--- Task instructions ---
Please give the listing again, word for word, with nothing left out.

--- Information provided ---
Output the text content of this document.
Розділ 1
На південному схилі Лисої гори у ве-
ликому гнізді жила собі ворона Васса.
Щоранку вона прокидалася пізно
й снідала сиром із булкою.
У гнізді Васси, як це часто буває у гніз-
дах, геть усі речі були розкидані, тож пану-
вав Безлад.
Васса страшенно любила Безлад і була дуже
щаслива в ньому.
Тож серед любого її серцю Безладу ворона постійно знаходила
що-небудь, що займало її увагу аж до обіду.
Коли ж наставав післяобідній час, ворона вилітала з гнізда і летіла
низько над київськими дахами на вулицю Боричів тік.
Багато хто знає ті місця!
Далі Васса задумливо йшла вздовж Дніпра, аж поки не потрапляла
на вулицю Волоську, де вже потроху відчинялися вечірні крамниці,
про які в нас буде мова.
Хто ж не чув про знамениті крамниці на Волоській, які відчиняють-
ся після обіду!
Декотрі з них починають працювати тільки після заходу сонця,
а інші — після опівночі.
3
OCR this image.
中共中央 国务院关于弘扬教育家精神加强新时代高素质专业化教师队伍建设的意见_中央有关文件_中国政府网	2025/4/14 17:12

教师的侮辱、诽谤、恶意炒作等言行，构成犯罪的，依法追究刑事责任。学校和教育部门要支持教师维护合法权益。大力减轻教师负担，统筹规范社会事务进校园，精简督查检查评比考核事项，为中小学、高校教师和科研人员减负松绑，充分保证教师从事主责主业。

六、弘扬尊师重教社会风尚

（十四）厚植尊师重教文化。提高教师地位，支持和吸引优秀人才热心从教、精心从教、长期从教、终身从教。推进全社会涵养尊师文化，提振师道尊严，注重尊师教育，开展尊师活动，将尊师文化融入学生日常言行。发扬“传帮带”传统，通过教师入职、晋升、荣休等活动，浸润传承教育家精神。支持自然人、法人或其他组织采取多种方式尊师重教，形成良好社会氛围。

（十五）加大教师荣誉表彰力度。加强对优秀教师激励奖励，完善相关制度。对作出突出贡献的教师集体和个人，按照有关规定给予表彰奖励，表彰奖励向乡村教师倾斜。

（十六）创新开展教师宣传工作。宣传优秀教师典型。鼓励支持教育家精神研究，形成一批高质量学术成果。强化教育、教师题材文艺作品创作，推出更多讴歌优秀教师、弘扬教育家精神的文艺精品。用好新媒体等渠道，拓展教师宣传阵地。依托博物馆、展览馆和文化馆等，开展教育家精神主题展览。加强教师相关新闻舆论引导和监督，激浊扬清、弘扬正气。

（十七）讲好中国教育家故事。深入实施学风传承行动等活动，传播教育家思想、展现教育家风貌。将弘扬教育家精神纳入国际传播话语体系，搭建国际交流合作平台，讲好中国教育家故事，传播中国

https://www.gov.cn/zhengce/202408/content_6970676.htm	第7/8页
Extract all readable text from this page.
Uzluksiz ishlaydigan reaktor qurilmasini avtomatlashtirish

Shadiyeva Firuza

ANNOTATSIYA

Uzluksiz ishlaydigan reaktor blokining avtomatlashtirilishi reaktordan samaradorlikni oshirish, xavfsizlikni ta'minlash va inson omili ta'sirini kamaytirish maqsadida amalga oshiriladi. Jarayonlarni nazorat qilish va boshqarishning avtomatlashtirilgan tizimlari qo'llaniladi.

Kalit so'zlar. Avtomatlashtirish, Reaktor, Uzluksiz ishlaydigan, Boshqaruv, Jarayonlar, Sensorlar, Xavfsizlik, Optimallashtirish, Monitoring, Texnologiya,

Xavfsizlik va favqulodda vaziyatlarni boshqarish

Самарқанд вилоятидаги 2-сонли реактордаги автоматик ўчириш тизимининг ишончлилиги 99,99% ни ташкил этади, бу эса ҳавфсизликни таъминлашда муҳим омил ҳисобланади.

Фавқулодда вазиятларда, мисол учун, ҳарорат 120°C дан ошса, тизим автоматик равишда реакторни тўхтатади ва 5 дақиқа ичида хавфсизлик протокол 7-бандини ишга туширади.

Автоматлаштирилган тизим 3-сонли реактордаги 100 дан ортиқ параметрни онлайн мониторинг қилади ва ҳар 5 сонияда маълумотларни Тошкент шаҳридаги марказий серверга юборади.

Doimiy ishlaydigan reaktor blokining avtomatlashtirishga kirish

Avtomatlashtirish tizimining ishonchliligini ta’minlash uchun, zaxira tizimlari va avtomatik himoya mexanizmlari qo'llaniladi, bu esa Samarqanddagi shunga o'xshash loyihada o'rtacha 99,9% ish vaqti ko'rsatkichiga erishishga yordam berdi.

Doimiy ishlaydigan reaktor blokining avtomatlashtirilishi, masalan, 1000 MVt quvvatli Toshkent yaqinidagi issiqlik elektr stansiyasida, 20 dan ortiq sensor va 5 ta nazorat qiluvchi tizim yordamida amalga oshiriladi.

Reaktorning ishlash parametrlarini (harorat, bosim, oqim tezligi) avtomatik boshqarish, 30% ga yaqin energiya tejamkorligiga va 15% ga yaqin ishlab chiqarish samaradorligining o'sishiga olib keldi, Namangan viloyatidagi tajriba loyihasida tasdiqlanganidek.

--- Final answer ---
Output the text content of this document.
Розділ 1
На південному схилі Лисої гори у ве-
ликому гнізді жила собі ворона Васса.
Щоранку вона прокидалася пізно
й снідала сиром із булкою.
У гнізді Васси, як це часто буває у гніз-
дах, геть усі речі були розкидані, тож пану-
вав Безлад.
Васса страшенно любила Безлад і була дуже
щаслива в ньому.
Тож серед любого її серцю Безладу ворона постійно знаходила
що-небудь, що займало її увагу аж до обіду.
Коли ж наставав післяобідній час, ворона вилітала з гнізда і летіла
низько над київськими дахами на вулицю Боричів тік.
Багато хто знає ті місця!
Далі Васса задумливо йшла вздовж Дніпра, аж поки не потрапляла
на вулицю Волоську, де вже потроху відчинялися вечірні крамниці,
про які в нас буде мова.
Хто ж не чув про знамениті крамниці на Волоській, які відчиняють-
ся після обіду!
Декотрі з них починають працювати тільки після заходу сонця,
а інші — після опівночі.
3
OCR this image.
中共中央 国务院关于弘扬教育家精神加强新时代高素质专业化教师队伍建设的意见_中央有关文件_中国政府网	2025/4/14 17:12

教师的侮辱、诽谤、恶意炒作等言行，构成犯罪的，依法追究刑事责任。学校和教育部门要支持教师维护合法权益。大力减轻教师负担，统筹规范社会事务进校园，精简督查检查评比考核事项，为中小学、高校教师和科研人员减负松绑，充分保证教师从事主责主业。

六、弘扬尊师重教社会风尚

（十四）厚植尊师重教文化。提高教师地位，支持和吸引优秀人才热心从教、精心从教、长期从教、终身从教。推进全社会涵养尊师文化，提振师道尊严，注重尊师教育，开展尊师活动，将尊师文化融入学生日常言行。发扬“传帮带”传统，通过教师入职、晋升、荣休等活动，浸润传承教育家精神。支持自然人、法人或其他组织采取多种方式尊师重教，形成良好社会氛围。

（十五）加大教师荣誉表彰力度。加强对优秀教师激励奖励，完善相关制度。对作出突出贡献的教师集体和个人，按照有关规定给予表彰奖励，表彰奖励向乡村教师倾斜。

（十六）创新开展教师宣传工作。宣传优秀教师典型。鼓励支持教育家精神研究，形成一批高质量学术成果。强化教育、教师题材文艺作品创作，推出更多讴歌优秀教师、弘扬教育家精神的文艺精品。用好新媒体等渠道，拓展教师宣传阵地。依托博物馆、展览馆和文化馆等，开展教育家精神主题展览。加强教师相关新闻舆论引导和监督，激浊扬清、弘扬正气。

（十七）讲好中国教育家故事。深入实施学风传承行动等活动，传播教育家思想、展现教育家风貌。将弘扬教育家精神纳入国际传播话语体系，搭建国际交流合作平台，讲好中国教育家故事，传播中国

https://www.gov.cn/zhengce/202408/content_6970676.htm	第7/8页
Extract all readable text from this page.
Uzluksiz ishlaydigan reaktor qurilmasini avtomatlashtirish

Shadiyeva Firuza

ANNOTATSIYA

Uzluksiz ishlaydigan reaktor blokining avtomatlashtirilishi reaktordan samaradorlikni oshirish, xavfsizlikni ta'minlash va inson omili ta'sirini kamaytirish maqsadida amalga oshiriladi. Jarayonlarni nazorat qilish va boshqarishning avtomatlashtirilgan tizimlari qo'llaniladi.

Kalit so'zlar. Avtomatlashtirish, Reaktor, Uzluksiz ishlaydigan, Boshqaruv, Jarayonlar, Sensorlar, Xavfsizlik, Optimallashtirish, Monitoring, Texnologiya,

Xavfsizlik va favqulodda vaziyatlarni boshqarish

Самарқанд вилоятидаги 2-сонли реактордаги автоматик ўчириш тизимининг ишончлилиги 99,99% ни ташкил этади, бу эса ҳавфсизликни таъминлашда муҳим омил ҳисобланади.

Фавқулодда вазиятларда, мисол учун, ҳарорат 120°C дан ошса, тизим автоматик равишда реакторни тўхтатади ва 5 дақиқа ичида хавфсизлик протокол 7-бандини ишга туширади.

Автоматлаштирилган тизим 3-сонли реактордаги 100 дан ортиқ параметрни онлайн мониторинг қилади ва ҳар 5 сонияда маълумотларни Тошкент шаҳридаги марказий серверга юборади.

Doimiy ishlaydigan reaktor blokining avtomatlashtirishga kirish

Avtomatlashtirish tizimining ishonchliligini ta’minlash uchun, zaxira tizimlari va avtomatik himoya mexanizmlari qo'llaniladi, bu esa Samarqanddagi shunga o'xshash loyihada o'rtacha 99,9% ish vaqti ko'rsatkichiga erishishga yordam berdi.

Doimiy ishlaydigan reaktor blokining avtomatlashtirilishi, masalan, 1000 MVt quvvatli Toshkent yaqinidagi issiqlik elektr stansiyasida, 20 dan ortiq sensor va 5 ta nazorat qiluvchi tizim yordamida amalga oshiriladi.

Reaktorning ishlash parametrlarini (harorat, bosim, oqim tezligi) avtomatik boshqarish, 30% ga yaqin energiya tejamkorligiga va 15% ga yaqin ishlab chiqarish samaradorligining o'sishiga olib keldi, Namangan viloyatidagi tajriba loyihasida tasdiqlanganidek.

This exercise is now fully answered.